WORK INSTRUCTIONS: Set down, in full, every record in the block.
──────── EXCERPTED DATA ────────
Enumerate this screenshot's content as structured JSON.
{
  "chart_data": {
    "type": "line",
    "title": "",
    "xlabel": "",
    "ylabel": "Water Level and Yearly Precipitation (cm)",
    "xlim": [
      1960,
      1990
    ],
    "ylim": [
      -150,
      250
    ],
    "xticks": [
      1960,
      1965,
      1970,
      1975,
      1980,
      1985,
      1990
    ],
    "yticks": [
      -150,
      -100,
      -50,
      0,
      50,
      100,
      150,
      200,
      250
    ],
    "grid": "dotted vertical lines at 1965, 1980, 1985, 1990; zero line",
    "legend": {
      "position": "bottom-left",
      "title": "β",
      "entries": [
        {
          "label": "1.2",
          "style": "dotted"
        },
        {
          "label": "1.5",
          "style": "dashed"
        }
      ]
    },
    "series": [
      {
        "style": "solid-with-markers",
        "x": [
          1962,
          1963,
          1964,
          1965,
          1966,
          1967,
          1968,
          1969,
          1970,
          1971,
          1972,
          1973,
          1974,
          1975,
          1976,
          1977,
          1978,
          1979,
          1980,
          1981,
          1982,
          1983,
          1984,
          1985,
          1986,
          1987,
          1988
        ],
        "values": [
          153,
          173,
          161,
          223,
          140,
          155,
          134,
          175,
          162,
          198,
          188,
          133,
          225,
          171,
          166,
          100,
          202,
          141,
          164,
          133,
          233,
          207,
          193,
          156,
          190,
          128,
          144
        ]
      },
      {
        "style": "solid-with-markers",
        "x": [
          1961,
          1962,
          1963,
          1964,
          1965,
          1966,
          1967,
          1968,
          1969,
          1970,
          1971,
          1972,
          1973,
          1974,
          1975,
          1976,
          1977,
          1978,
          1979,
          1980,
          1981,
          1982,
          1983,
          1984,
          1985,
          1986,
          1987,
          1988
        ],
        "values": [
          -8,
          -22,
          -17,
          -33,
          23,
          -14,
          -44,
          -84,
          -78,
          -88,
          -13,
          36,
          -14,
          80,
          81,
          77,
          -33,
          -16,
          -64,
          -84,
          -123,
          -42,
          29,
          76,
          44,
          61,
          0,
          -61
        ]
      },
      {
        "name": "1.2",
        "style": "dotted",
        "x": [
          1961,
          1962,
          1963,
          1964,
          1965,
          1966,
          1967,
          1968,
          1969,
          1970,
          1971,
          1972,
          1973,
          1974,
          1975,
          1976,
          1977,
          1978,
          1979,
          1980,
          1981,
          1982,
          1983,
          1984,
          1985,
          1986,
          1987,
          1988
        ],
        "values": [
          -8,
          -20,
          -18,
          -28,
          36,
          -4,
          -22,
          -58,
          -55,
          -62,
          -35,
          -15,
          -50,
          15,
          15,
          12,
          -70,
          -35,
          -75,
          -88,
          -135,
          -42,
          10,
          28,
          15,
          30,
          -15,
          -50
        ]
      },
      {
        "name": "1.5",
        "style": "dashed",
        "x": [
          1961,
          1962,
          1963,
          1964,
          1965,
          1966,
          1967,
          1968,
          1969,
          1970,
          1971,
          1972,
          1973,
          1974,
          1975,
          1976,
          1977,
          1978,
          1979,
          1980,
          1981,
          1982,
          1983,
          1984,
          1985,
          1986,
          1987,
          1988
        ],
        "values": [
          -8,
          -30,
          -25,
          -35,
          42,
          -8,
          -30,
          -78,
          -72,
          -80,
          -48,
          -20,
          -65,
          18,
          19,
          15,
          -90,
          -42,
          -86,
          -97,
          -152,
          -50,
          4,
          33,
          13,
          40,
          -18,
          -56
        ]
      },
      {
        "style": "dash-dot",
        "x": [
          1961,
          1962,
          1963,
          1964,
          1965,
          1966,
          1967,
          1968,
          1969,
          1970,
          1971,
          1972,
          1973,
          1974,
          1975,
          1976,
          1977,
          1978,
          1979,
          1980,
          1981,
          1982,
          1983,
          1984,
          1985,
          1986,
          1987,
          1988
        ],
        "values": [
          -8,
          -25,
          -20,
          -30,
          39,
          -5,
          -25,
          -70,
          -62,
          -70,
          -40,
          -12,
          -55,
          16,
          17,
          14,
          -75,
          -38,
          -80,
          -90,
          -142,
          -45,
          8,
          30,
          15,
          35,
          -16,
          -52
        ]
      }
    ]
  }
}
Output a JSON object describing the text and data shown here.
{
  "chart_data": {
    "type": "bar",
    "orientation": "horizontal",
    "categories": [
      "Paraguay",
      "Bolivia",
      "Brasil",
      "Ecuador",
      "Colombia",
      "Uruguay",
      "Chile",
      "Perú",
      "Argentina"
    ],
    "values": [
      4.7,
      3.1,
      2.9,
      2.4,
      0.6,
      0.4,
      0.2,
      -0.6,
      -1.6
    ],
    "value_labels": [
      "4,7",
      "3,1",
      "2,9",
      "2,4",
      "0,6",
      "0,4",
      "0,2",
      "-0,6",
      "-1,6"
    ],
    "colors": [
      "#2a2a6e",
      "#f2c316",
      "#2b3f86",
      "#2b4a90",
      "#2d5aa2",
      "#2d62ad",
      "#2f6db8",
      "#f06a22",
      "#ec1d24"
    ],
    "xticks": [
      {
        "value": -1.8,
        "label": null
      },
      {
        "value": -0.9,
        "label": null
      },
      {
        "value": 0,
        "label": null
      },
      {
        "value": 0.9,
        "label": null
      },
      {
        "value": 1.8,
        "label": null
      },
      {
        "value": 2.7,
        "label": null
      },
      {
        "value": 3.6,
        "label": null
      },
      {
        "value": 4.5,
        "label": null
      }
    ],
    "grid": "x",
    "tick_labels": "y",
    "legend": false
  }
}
────────
OUTPUT BELOW:
Enumerate this screenshot's content as structured JSON.
{
  "chart_data": {
    "type": "line",
    "title": "",
    "xlabel": "",
    "ylabel": "Water Level and Yearly Precipitation (cm)",
    "xlim": [
      1960,
      1990
    ],
    "ylim": [
      -150,
      250
    ],
    "xticks": [
      1960,
      1965,
      1970,
      1975,
      1980,
      1985,
      1990
    ],
    "yticks": [
      -150,
      -100,
      -50,
      0,
      50,
      100,
      150,
      200,
      250
    ],
    "grid": "dotted vertical lines at 1965, 1980, 1985, 1990; zero line",
    "legend": {
      "position": "bottom-left",
      "title": "β",
      "entries": [
        {
          "label": "1.2",
          "style": "dotted"
        },
        {
          "label": "1.5",
          "style": "dashed"
        }
      ]
    },
    "series": [
      {
        "style": "solid-with-markers",
        "x": [
          1962,
          1963,
          1964,
          1965,
          1966,
          1967,
          1968,
          1969,
          1970,
          1971,
          1972,
          1973,
          1974,
          1975,
          1976,
          1977,
          1978,
          1979,
          1980,
          1981,
          1982,
          1983,
          1984,
          1985,
          1986,
          1987,
          1988
        ],
        "values": [
          153,
          173,
          161,
          223,
          140,
          155,
          134,
          175,
          162,
          198,
          188,
          133,
          225,
          171,
          166,
          100,
          202,
          141,
          164,
          133,
          233,
          207,
          193,
          156,
          190,
          128,
          144
        ]
      },
      {
        "style": "solid-with-markers",
        "x": [
          1961,
          1962,
          1963,
          1964,
          1965,
          1966,
          1967,
          1968,
          1969,
          1970,
          1971,
          1972,
          1973,
          1974,
          1975,
          1976,
          1977,
          1978,
          1979,
          1980,
          1981,
          1982,
          1983,
          1984,
          1985,
          1986,
          1987,
          1988
        ],
        "values": [
          -8,
          -22,
          -17,
          -33,
          23,
          -14,
          -44,
          -84,
          -78,
          -88,
          -13,
          36,
          -14,
          80,
          81,
          77,
          -33,
          -16,
          -64,
          -84,
          -123,
          -42,
          29,
          76,
          44,
          61,
          0,
          -61
        ]
      },
      {
        "name": "1.2",
        "style": "dotted",
        "x": [
          1961,
          1962,
          1963,
          1964,
          1965,
          1966,
          1967,
          1968,
          1969,
          1970,
          1971,
          1972,
          1973,
          1974,
          1975,
          1976,
          1977,
          1978,
          1979,
          1980,
          1981,
          1982,
          1983,
          1984,
          1985,
          1986,
          1987,
          1988
        ],
        "values": [
          -8,
          -20,
          -18,
          -28,
          36,
          -4,
          -22,
          -58,
          -55,
          -62,
          -35,
          -15,
          -50,
          15,
          15,
          12,
          -70,
          -35,
          -75,
          -88,
          -135,
          -42,
          10,
          28,
          15,
          30,
          -15,
          -50
        ]
      },
      {
        "name": "1.5",
        "style": "dashed",
        "x": [
          1961,
          1962,
          1963,
          1964,
          1965,
          1966,
          1967,
          1968,
          1969,
          1970,
          1971,
          1972,
          1973,
          1974,
          1975,
          1976,
          1977,
          1978,
          1979,
          1980,
          1981,
          1982,
          1983,
          1984,
          1985,
          1986,
          1987,
          1988
        ],
        "values": [
          -8,
          -30,
          -25,
          -35,
          42,
          -8,
          -30,
          -78,
          -72,
          -80,
          -48,
          -20,
          -65,
          18,
          19,
          15,
          -90,
          -42,
          -86,
          -97,
          -152,
          -50,
          4,
          33,
          13,
          40,
          -18,
          -56
        ]
      },
      {
        "style": "dash-dot",
        "x": [
          1961,
          1962,
          1963,
          1964,
          1965,
          1966,
          1967,
          1968,
          1969,
          1970,
          1971,
          1972,
          1973,
          1974,
          1975,
          1976,
          1977,
          1978,
          1979,
          1980,
          1981,
          1982,
          1983,
          1984,
          1985,
          1986,
          1987,
          1988
        ],
        "values": [
          -8,
          -25,
          -20,
          -30,
          39,
          -5,
          -25,
          -70,
          -62,
          -70,
          -40,
          -12,
          -55,
          16,
          17,
          14,
          -75,
          -38,
          -80,
          -90,
          -142,
          -45,
          8,
          30,
          15,
          35,
          -16,
          -52
        ]
      }
    ]
  }
}
Output a JSON object describing the text and data shown here.
{
  "chart_data": {
    "type": "bar",
    "orientation": "horizontal",
    "categories": [
      "Paraguay",
      "Bolivia",
      "Brasil",
      "Ecuador",
      "Colombia",
      "Uruguay",
      "Chile",
      "Perú",
      "Argentina"
    ],
    "values": [
      4.7,
      3.1,
      2.9,
      2.4,
      0.6,
      0.4,
      0.2,
      -0.6,
      -1.6
    ],
    "value_labels": [
      "4,7",
      "3,1",
      "2,9",
      "2,4",
      "0,6",
      "0,4",
      "0,2",
      "-0,6",
      "-1,6"
    ],
    "colors": [
      "#2a2a6e",
      "#f2c316",
      "#2b3f86",
      "#2b4a90",
      "#2d5aa2",
      "#2d62ad",
      "#2f6db8",
      "#f06a22",
      "#ec1d24"
    ],
    "xticks": [
      {
        "value": -1.8,
        "label": null
      },
      {
        "value": -0.9,
        "label": null
      },
      {
        "value": 0,
        "label": null
      },
      {
        "value": 0.9,
        "label": null
      },
      {
        "value": 1.8,
        "label": null
      },
      {
        "value": 2.7,
        "label": null
      },
      {
        "value": 3.6,
        "label": null
      },
      {
        "value": 4.5,
        "label": null
      }
    ],
    "grid": "x",
    "tick_labels": "y",
    "legend": false
  }
}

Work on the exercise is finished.